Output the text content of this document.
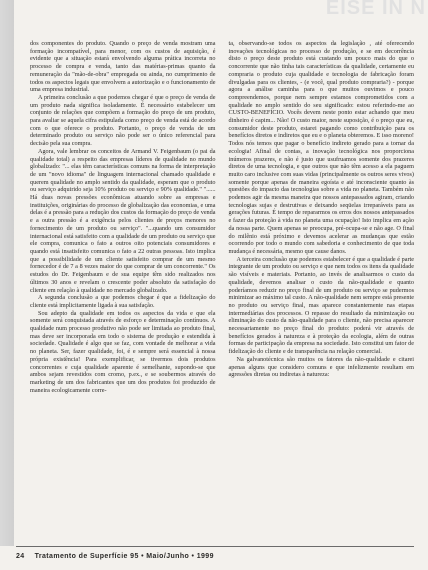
EISE IN N

dos componentes do produto. Quando o preço de venda mostram uma formação incompatível, para menor, com os custos de aquisição, é evidente que a situação estará envolvendo alguma prática incorreta no processo de compra e venda, tanto das matérias-primas quanto da remuneração da "mão-de-obra" empregada ou ainda, no cumprimento de todos os aspectos legais que envolvem a autorização e o funcionamento de uma empresa industrial.

A primeira conclusão a que podemos chegar é que o preço de venda de um produto nada significa isoladamente. É necessário estabelecer um conjunto de relações que compõem a formação do preço de um produto, para avaliar se aquela cifra estipulada como preço de venda está de acordo com o que oferece o produto. Portanto, o preço de venda de um determinado produto ou serviço não pode ser o único referencial para decisão pela sua compra.

Agora, vale lembrar os conceitos de Armand V. Feigenbaum (o pai da qualidade total) a respeito das empresas líderes de qualidade no mundo globalizado: "... elas têm características comuns na forma de interpretação de um "novo idioma" de linguagem internacional chamado qualidade e querem qualidade no amplo sentido da qualidade, esperam que o produto ou serviço adquirido seja 10% produto ou serviço e 90% qualidade." "...... Há duas novas pressões econômicas atuando sobre as empresas e instituições, originárias do processo de globalização das economias, e uma delas é a pressão para a redução dos custos da formação do preço de venda e a outra pressão é a exigência pelos clientes de preços menores no fornecimento de um produto ou serviço". "...quando um consumidor internacional está satisfeito com a qualidade de um produto ou serviço que ele compra, comunica o fato a outros oito potenciais consumidores e quando está insatisfeito comunica o fato a 22 outras pessoas. Isto implica que a possibilidade de um cliente satisfeito comprar de um mesmo fornecedor é de 7 a 8 vezes maior do que comprar de um concorrente." Os estudos do Dr. Feigenbaum e de sua equipe têm sido realizados nos últimos 30 anos e revelam o crescente poder absoluto da satisfação do cliente em relação à qualidade no mercado globalizado.

A segunda conclusão a que podemos chegar é que a fidelização do cliente está implicitamente ligada à sua satisfação.

Sou adepto da qualidade em todos os aspectos da vida e que ela somente será conquistada através de esforço e determinação contínuos. A qualidade num processo produtivo não pode ser limitada ao produto final, mas deve ser incorporada em todo o sistema de produção e estendida à sociedade. Qualidade é algo que se faz, com vontade de melhorar a vida no planeta. Ser, fazer qualidade, foi, é e sempre será essencial à nossa própria existência! Para exemplificar, se tivermos dois produtos concorrentes e cuja qualidade aparente é semelhante, supondo-se que ambos sejam revestidos com cromo, p.ex., e se soubermos através do marketing de um dos fabricantes que um dos produtos foi produzido de maneira ecologicamente corre-

ta, observando-se todos os aspectos da legislação , até oferecendo inovações tecnológicas no processo de produção, e se em decorrência disto o preço deste produto está custando um pouco mais do que o concorrente que não tinha tais características da qualidade, certamente eu compraria o produto cuja qualidade e tecnologia de fabricação foram divulgadas para os clientes, - (e você, qual produto compraria?) - porque agora a análise caminha para o que muitos ouvimos e pouco compreendemos, porque nem sempre estamos comprometidos com a qualidade no amplo sentido do seu significado: estou referindo-me ao CUSTO-BENEFÍCIO. Vocês devem neste ponto estar achando que meu dinheiro é capim... Não! O custo maior, neste suposição, é o preço que eu, consumidor deste produto, estarei pagando como contribuição para os benefícios diretos e indiretos que eu e o planeta obteremos. E isso moreno! Todos nós temos que pagar o benefício indireto gerado para a tornar da ecologia! Afinal de contas, a inovação tecnológica nos proporciona inúmeros prazeres, e não é justo que usufruamos somente dos prazeres diretos de uma tecnologia, e que outros que não têm acesso a ela paguem muito caro inclusive com suas vidas (principalmente os outros seres vivos) somente porque apenas de maneira egoísta e até inconsciente quanto às questões do impacto das tecnologias sobre a vida no planeta. Também não podemos agir da mesma maneira que nossos antepassados agiram, criando tecnologias sujas e destrutivas e deixando seqüelas irreparáveis para as gerações futuras. É tempo de repararmos os erros dos nossos antepassados e fazer da proteção à vida no planeta uma ocupação! Isto implica em ação da nossa parte. Quem apenas se preocupa, pré-ocupa-se e não age. O final do milênio está próximo e devemos acelerar as mudanças que estão ocorrendo por todo o mundo com sabedoria e conhecimento de que toda mudança é necessária, mesmo que cause danos.

A terceira conclusão que podemos estabelecer é que a qualidade é parte integrante de um produto ou serviço e que nem todos os itens da qualidade são visíveis e materiais. Portanto, ao invés de analisarmos o custo da qualidade, devemos analisar o custo da não-qualidade e quanto poderíamos reduzir no preço final de um produto ou serviço se pudermos minimizar ao máximo tal custo. A não-qualidade nem sempre está presente no produto ou serviço final, mas aparece constantemente nas etapas intermediárias dos processos. O repasse do resultado da minimização ou eliminação do custo da não-qualidade para o cliente, não precisa aparecer necessariamente no preço final do produto: poderá vir através de benefícios gerados à natureza e à proteção da ecologia, além de outras formas de participação da empresa na sociedade. Isto constitui um fator de fidelização do cliente e de transparência na relação comercial.

Na galvanotécnica são muitos os fatores da não-qualidade e citarei apenas alguns que considero comuns e que infelizmente resultam em agressões diretas ou indiretas à natureza:

24 Tratamento de Superfície 95 • Maio/Junho • 1999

..........

:: Request ::
Restate the data above exactly, stripping out each image.

:: Response to this task ::
Output the text content of this document.
EISE IN N

dos componentes do produto. Quando o preço de venda mostram uma formação incompatível, para menor, com os custos de aquisição, é evidente que a situação estará envolvendo alguma prática incorreta no processo de compra e venda, tanto das matérias-primas quanto da remuneração da "mão-de-obra" empregada ou ainda, no cumprimento de todos os aspectos legais que envolvem a autorização e o funcionamento de uma empresa industrial.

A primeira conclusão a que podemos chegar é que o preço de venda de um produto nada significa isoladamente. É necessário estabelecer um conjunto de relações que compõem a formação do preço de um produto, para avaliar se aquela cifra estipulada como preço de venda está de acordo com o que oferece o produto. Portanto, o preço de venda de um determinado produto ou serviço não pode ser o único referencial para decisão pela sua compra.

Agora, vale lembrar os conceitos de Armand V. Feigenbaum (o pai da qualidade total) a respeito das empresas líderes de qualidade no mundo globalizado: "... elas têm características comuns na forma de interpretação de um "novo idioma" de linguagem internacional chamado qualidade e querem qualidade no amplo sentido da qualidade, esperam que o produto ou serviço adquirido seja 10% produto ou serviço e 90% qualidade." "...... Há duas novas pressões econômicas atuando sobre as empresas e instituições, originárias do processo de globalização das economias, e uma delas é a pressão para a redução dos custos da formação do preço de venda e a outra pressão é a exigência pelos clientes de preços menores no fornecimento de um produto ou serviço". "...quando um consumidor internacional está satisfeito com a qualidade de um produto ou serviço que ele compra, comunica o fato a outros oito potenciais consumidores e quando está insatisfeito comunica o fato a 22 outras pessoas. Isto implica que a possibilidade de um cliente satisfeito comprar de um mesmo fornecedor é de 7 a 8 vezes maior do que comprar de um concorrente." Os estudos do Dr. Feigenbaum e de sua equipe têm sido realizados nos últimos 30 anos e revelam o crescente poder absoluto da satisfação do cliente em relação à qualidade no mercado globalizado.

A segunda conclusão a que podemos chegar é que a fidelização do cliente está implicitamente ligada à sua satisfação.

Sou adepto da qualidade em todos os aspectos da vida e que ela somente será conquistada através de esforço e determinação contínuos. A qualidade num processo produtivo não pode ser limitada ao produto final, mas deve ser incorporada em todo o sistema de produção e estendida à sociedade. Qualidade é algo que se faz, com vontade de melhorar a vida no planeta. Ser, fazer qualidade, foi, é e sempre será essencial à nossa própria existência! Para exemplificar, se tivermos dois produtos concorrentes e cuja qualidade aparente é semelhante, supondo-se que ambos sejam revestidos com cromo, p.ex., e se soubermos através do marketing de um dos fabricantes que um dos produtos foi produzido de maneira ecologicamente corre-

ta, observando-se todos os aspectos da legislação , até oferecendo inovações tecnológicas no processo de produção, e se em decorrência disto o preço deste produto está custando um pouco mais do que o concorrente que não tinha tais características da qualidade, certamente eu compraria o produto cuja qualidade e tecnologia de fabricação foram divulgadas para os clientes, - (e você, qual produto compraria?) - porque agora a análise caminha para o que muitos ouvimos e pouco compreendemos, porque nem sempre estamos comprometidos com a qualidade no amplo sentido do seu significado: estou referindo-me ao CUSTO-BENEFÍCIO. Vocês devem neste ponto estar achando que meu dinheiro é capim... Não! O custo maior, neste suposição, é o preço que eu, consumidor deste produto, estarei pagando como contribuição para os benefícios diretos e indiretos que eu e o planeta obteremos. E isso moreno! Todos nós temos que pagar o benefício indireto gerado para a tornar da ecologia! Afinal de contas, a inovação tecnológica nos proporciona inúmeros prazeres, e não é justo que usufruamos somente dos prazeres diretos de uma tecnologia, e que outros que não têm acesso a ela paguem muito caro inclusive com suas vidas (principalmente os outros seres vivos) somente porque apenas de maneira egoísta e até inconsciente quanto às questões do impacto das tecnologias sobre a vida no planeta. Também não podemos agir da mesma maneira que nossos antepassados agiram, criando tecnologias sujas e destrutivas e deixando seqüelas irreparáveis para as gerações futuras. É tempo de repararmos os erros dos nossos antepassados e fazer da proteção à vida no planeta uma ocupação! Isto implica em ação da nossa parte. Quem apenas se preocupa, pré-ocupa-se e não age. O final do milênio está próximo e devemos acelerar as mudanças que estão ocorrendo por todo o mundo com sabedoria e conhecimento de que toda mudança é necessária, mesmo que cause danos.

A terceira conclusão que podemos estabelecer é que a qualidade é parte integrante de um produto ou serviço e que nem todos os itens da qualidade são visíveis e materiais. Portanto, ao invés de analisarmos o custo da qualidade, devemos analisar o custo da não-qualidade e quanto poderíamos reduzir no preço final de um produto ou serviço se pudermos minimizar ao máximo tal custo. A não-qualidade nem sempre está presente no produto ou serviço final, mas aparece constantemente nas etapas intermediárias dos processos. O repasse do resultado da minimização ou eliminação do custo da não-qualidade para o cliente, não precisa aparecer necessariamente no preço final do produto: poderá vir através de benefícios gerados à natureza e à proteção da ecologia, além de outras formas de participação da empresa na sociedade. Isto constitui um fator de fidelização do cliente e de transparência na relação comercial.

Na galvanotécnica são muitos os fatores da não-qualidade e citarei apenas alguns que considero comuns e que infelizmente resultam em agressões diretas ou indiretas à natureza:

24 Tratamento de Superfície 95 • Maio/Junho • 1999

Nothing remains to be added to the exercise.